■ GIVEN INFORMATION:
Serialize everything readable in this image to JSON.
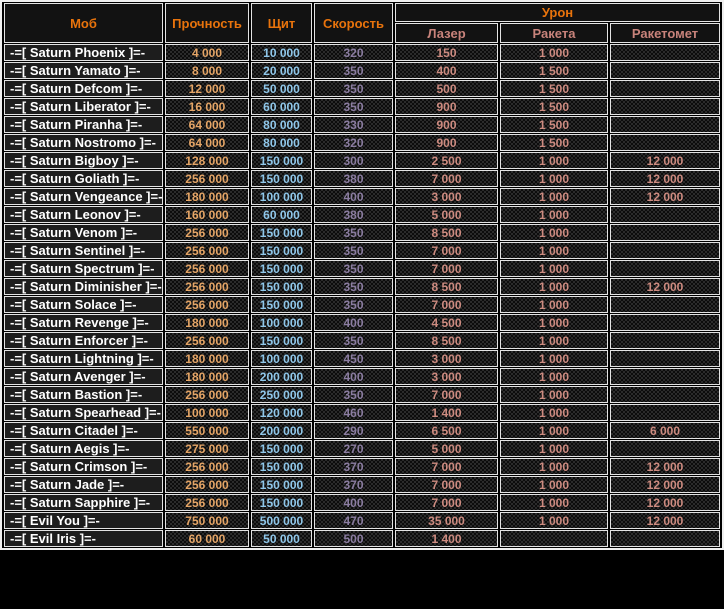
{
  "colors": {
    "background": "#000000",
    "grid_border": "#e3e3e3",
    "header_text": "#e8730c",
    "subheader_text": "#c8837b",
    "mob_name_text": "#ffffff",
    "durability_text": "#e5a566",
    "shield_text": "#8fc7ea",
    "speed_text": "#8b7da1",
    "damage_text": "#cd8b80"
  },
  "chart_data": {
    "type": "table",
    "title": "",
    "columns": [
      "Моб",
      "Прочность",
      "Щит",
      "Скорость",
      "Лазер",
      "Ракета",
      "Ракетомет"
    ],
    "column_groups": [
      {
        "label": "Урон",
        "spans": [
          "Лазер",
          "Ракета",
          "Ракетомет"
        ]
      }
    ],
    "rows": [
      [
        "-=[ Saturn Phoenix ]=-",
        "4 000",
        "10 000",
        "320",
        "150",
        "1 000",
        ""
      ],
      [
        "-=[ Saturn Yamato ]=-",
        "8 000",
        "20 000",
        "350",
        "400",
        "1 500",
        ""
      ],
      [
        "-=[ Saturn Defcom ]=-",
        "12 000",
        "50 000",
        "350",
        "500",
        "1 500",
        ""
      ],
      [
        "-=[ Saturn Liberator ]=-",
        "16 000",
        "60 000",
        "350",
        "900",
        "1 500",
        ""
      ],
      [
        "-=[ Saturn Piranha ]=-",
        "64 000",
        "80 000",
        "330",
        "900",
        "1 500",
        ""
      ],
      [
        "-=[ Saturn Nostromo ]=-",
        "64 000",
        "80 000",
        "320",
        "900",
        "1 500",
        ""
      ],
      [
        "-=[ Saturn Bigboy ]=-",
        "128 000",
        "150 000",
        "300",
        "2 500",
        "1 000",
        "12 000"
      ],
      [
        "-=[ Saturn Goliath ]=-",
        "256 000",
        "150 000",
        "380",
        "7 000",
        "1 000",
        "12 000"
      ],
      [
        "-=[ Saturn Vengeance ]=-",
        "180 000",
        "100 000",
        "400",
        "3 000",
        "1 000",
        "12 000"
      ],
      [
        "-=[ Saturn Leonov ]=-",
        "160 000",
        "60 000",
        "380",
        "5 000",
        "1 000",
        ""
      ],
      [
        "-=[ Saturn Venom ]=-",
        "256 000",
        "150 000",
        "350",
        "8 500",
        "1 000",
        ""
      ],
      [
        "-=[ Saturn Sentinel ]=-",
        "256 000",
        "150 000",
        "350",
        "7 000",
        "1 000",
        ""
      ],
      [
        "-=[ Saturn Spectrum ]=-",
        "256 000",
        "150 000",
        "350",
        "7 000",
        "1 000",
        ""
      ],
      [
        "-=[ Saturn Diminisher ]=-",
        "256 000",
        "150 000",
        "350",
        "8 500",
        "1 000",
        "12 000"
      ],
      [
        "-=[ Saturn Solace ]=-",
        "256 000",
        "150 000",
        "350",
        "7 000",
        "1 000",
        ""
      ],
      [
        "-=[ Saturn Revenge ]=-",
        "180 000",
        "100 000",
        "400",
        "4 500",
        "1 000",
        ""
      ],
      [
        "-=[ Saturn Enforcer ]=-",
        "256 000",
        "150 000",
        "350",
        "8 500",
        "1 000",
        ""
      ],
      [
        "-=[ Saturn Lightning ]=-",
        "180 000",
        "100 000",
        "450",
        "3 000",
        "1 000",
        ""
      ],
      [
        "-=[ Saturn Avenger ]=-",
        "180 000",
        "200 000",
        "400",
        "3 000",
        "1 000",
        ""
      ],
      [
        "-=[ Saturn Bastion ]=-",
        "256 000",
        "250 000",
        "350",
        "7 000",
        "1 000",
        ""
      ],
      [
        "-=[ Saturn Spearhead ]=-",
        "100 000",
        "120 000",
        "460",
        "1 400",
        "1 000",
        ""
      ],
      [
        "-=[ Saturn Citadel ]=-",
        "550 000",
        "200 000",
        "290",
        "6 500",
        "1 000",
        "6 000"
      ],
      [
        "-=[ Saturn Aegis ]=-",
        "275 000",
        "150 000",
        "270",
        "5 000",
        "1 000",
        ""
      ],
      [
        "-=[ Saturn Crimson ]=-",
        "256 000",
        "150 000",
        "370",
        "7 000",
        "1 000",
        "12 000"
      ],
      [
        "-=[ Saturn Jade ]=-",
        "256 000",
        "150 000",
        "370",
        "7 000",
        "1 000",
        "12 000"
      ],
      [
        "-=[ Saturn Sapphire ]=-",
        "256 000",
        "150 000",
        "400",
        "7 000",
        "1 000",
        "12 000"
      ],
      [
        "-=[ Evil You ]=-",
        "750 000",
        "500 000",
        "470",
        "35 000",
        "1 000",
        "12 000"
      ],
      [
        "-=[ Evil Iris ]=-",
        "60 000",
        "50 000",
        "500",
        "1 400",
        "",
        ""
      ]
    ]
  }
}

■ WORK REQUIRED: Output the full set of records above without changing a word, and drop the images.

■ OUTPUT:
Serialize everything readable in this image to JSON.
{
  "colors": {
    "background": "#000000",
    "grid_border": "#e3e3e3",
    "header_text": "#e8730c",
    "subheader_text": "#c8837b",
    "mob_name_text": "#ffffff",
    "durability_text": "#e5a566",
    "shield_text": "#8fc7ea",
    "speed_text": "#8b7da1",
    "damage_text": "#cd8b80"
  },
  "chart_data": {
    "type": "table",
    "title": "",
    "columns": [
      "Моб",
      "Прочность",
      "Щит",
      "Скорость",
      "Лазер",
      "Ракета",
      "Ракетомет"
    ],
    "column_groups": [
      {
        "label": "Урон",
        "spans": [
          "Лазер",
          "Ракета",
          "Ракетомет"
        ]
      }
    ],
    "rows": [
      [
        "-=[ Saturn Phoenix ]=-",
        "4 000",
        "10 000",
        "320",
        "150",
        "1 000",
        ""
      ],
      [
        "-=[ Saturn Yamato ]=-",
        "8 000",
        "20 000",
        "350",
        "400",
        "1 500",
        ""
      ],
      [
        "-=[ Saturn Defcom ]=-",
        "12 000",
        "50 000",
        "350",
        "500",
        "1 500",
        ""
      ],
      [
        "-=[ Saturn Liberator ]=-",
        "16 000",
        "60 000",
        "350",
        "900",
        "1 500",
        ""
      ],
      [
        "-=[ Saturn Piranha ]=-",
        "64 000",
        "80 000",
        "330",
        "900",
        "1 500",
        ""
      ],
      [
        "-=[ Saturn Nostromo ]=-",
        "64 000",
        "80 000",
        "320",
        "900",
        "1 500",
        ""
      ],
      [
        "-=[ Saturn Bigboy ]=-",
        "128 000",
        "150 000",
        "300",
        "2 500",
        "1 000",
        "12 000"
      ],
      [
        "-=[ Saturn Goliath ]=-",
        "256 000",
        "150 000",
        "380",
        "7 000",
        "1 000",
        "12 000"
      ],
      [
        "-=[ Saturn Vengeance ]=-",
        "180 000",
        "100 000",
        "400",
        "3 000",
        "1 000",
        "12 000"
      ],
      [
        "-=[ Saturn Leonov ]=-",
        "160 000",
        "60 000",
        "380",
        "5 000",
        "1 000",
        ""
      ],
      [
        "-=[ Saturn Venom ]=-",
        "256 000",
        "150 000",
        "350",
        "8 500",
        "1 000",
        ""
      ],
      [
        "-=[ Saturn Sentinel ]=-",
        "256 000",
        "150 000",
        "350",
        "7 000",
        "1 000",
        ""
      ],
      [
        "-=[ Saturn Spectrum ]=-",
        "256 000",
        "150 000",
        "350",
        "7 000",
        "1 000",
        ""
      ],
      [
        "-=[ Saturn Diminisher ]=-",
        "256 000",
        "150 000",
        "350",
        "8 500",
        "1 000",
        "12 000"
      ],
      [
        "-=[ Saturn Solace ]=-",
        "256 000",
        "150 000",
        "350",
        "7 000",
        "1 000",
        ""
      ],
      [
        "-=[ Saturn Revenge ]=-",
        "180 000",
        "100 000",
        "400",
        "4 500",
        "1 000",
        ""
      ],
      [
        "-=[ Saturn Enforcer ]=-",
        "256 000",
        "150 000",
        "350",
        "8 500",
        "1 000",
        ""
      ],
      [
        "-=[ Saturn Lightning ]=-",
        "180 000",
        "100 000",
        "450",
        "3 000",
        "1 000",
        ""
      ],
      [
        "-=[ Saturn Avenger ]=-",
        "180 000",
        "200 000",
        "400",
        "3 000",
        "1 000",
        ""
      ],
      [
        "-=[ Saturn Bastion ]=-",
        "256 000",
        "250 000",
        "350",
        "7 000",
        "1 000",
        ""
      ],
      [
        "-=[ Saturn Spearhead ]=-",
        "100 000",
        "120 000",
        "460",
        "1 400",
        "1 000",
        ""
      ],
      [
        "-=[ Saturn Citadel ]=-",
        "550 000",
        "200 000",
        "290",
        "6 500",
        "1 000",
        "6 000"
      ],
      [
        "-=[ Saturn Aegis ]=-",
        "275 000",
        "150 000",
        "270",
        "5 000",
        "1 000",
        ""
      ],
      [
        "-=[ Saturn Crimson ]=-",
        "256 000",
        "150 000",
        "370",
        "7 000",
        "1 000",
        "12 000"
      ],
      [
        "-=[ Saturn Jade ]=-",
        "256 000",
        "150 000",
        "370",
        "7 000",
        "1 000",
        "12 000"
      ],
      [
        "-=[ Saturn Sapphire ]=-",
        "256 000",
        "150 000",
        "400",
        "7 000",
        "1 000",
        "12 000"
      ],
      [
        "-=[ Evil You ]=-",
        "750 000",
        "500 000",
        "470",
        "35 000",
        "1 000",
        "12 000"
      ],
      [
        "-=[ Evil Iris ]=-",
        "60 000",
        "50 000",
        "500",
        "1 400",
        "",
        ""
      ]
    ]
  }
}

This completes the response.